Please answer these questions about the trigonometric identity proof below:
1. What date appears under the question?
2. In the question line, what is cos x divided by?
3. In the final line, what is the right-hand side?
====== Reading passage
How do you prove: cosx- (cosx/(1-tanx))= (sinxcosx)/(sinx-cosx)?

Apr 14, 2015

$\frac{\sin x \cos x}{\sin x - \cos x} = \cos x - \left[\frac{\cos x}{1 - \tan x}\right]$

$\frac{\sin x \cos x}{\sin x - \cos x} = \cos x - \left\{\frac{\cos x}{1 - \left(\sin \frac{x}{\cos} x\right)}\right\}$

$\frac{\sin x \cos x}{\sin x - \cos x} = \cos x - \left\{\frac{\cos x}{\frac{\cos x - \sin x}{\cos} x}\right\}$

$\frac{\sin x \cos x}{\sin x - \cos x} = \cos x - \left\{\left(\cos x\right) \left[\cos \frac{x}{\cos x - \sin x}\right]\right\}$

$\frac{\sin x \cos x}{\sin x - \cos x} = \cos x - \left[\frac{{\cos}^{2} x}{\cos x - \sin x}\right]$

$\frac{\sin x \cos x}{\sin x - \cos x} = \frac{\cos x \left(\cos x - \sin x\right) - \left({\cos}^{2} x\right)}{\cos x - \sin x}$

$\frac{\sin x \cos x}{\sin x - \cos x} = \frac{{\cos}^{2} x - \cos x \sin x - {\cos}^{2} x}{\cos x - \sin x}$

$\frac{\sin x \cos x}{\sin x - \cos x} = - \frac{\cos x \sin x}{\cos x - \sin x}$

$\frac{\sin x \cos x}{\sin x - \cos x} = - \frac{\cos x \sin x}{- \left(\sin x - \cos x\right)}$

$\frac{\sin x \cos x}{\sin x - \cos x} = \frac{- \cos x \sin x}{- \left(\sin x - \cos x\right)}$

$\frac{\sin x \cos x}{\sin x - \cos x} = \frac{\cos x \sin x}{\sin x - \cos x}$
============
====== Supplied material
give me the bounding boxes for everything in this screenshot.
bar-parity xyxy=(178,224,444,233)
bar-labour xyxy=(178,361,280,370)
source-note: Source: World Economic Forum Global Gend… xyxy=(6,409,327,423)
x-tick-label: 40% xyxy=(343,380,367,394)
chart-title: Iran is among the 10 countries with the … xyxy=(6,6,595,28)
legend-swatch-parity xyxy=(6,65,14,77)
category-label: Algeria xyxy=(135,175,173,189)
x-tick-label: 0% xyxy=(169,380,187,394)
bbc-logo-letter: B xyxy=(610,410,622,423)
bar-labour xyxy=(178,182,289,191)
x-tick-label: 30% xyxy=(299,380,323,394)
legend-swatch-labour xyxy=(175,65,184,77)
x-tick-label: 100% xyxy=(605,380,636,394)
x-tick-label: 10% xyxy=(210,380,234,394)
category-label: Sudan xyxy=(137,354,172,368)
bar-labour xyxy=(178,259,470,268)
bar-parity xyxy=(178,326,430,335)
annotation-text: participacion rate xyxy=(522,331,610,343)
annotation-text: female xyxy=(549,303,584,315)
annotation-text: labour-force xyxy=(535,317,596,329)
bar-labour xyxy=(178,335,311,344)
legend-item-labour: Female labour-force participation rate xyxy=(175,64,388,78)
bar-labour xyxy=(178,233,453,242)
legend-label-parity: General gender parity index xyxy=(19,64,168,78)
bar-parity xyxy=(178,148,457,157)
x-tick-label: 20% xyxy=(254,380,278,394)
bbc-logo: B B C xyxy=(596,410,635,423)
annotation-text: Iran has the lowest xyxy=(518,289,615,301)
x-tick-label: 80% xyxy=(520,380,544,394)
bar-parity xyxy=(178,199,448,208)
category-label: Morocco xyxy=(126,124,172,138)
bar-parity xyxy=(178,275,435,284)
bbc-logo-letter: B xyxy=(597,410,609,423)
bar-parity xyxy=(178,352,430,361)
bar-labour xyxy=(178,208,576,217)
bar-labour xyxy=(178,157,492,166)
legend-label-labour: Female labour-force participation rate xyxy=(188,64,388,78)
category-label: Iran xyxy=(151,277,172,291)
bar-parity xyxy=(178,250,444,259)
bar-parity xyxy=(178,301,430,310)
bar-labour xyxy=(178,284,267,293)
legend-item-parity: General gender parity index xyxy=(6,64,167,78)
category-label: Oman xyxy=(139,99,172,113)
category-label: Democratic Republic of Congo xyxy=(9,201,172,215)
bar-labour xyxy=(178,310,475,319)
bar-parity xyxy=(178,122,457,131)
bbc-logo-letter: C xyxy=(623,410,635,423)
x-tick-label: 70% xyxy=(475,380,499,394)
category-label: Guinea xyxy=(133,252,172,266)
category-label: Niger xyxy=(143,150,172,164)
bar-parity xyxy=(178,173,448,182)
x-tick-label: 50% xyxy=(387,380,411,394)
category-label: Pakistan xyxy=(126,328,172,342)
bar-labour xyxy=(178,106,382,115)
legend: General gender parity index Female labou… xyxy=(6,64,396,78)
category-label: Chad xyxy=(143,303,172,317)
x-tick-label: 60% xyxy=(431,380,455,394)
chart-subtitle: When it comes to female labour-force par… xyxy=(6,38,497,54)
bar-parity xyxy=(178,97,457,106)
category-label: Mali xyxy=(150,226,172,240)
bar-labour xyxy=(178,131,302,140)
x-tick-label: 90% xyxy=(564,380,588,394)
============
→ Task response
1. Apr 14, 2015
2. 1 − tan x
3. (cos x sin x)/(sin x − cos x)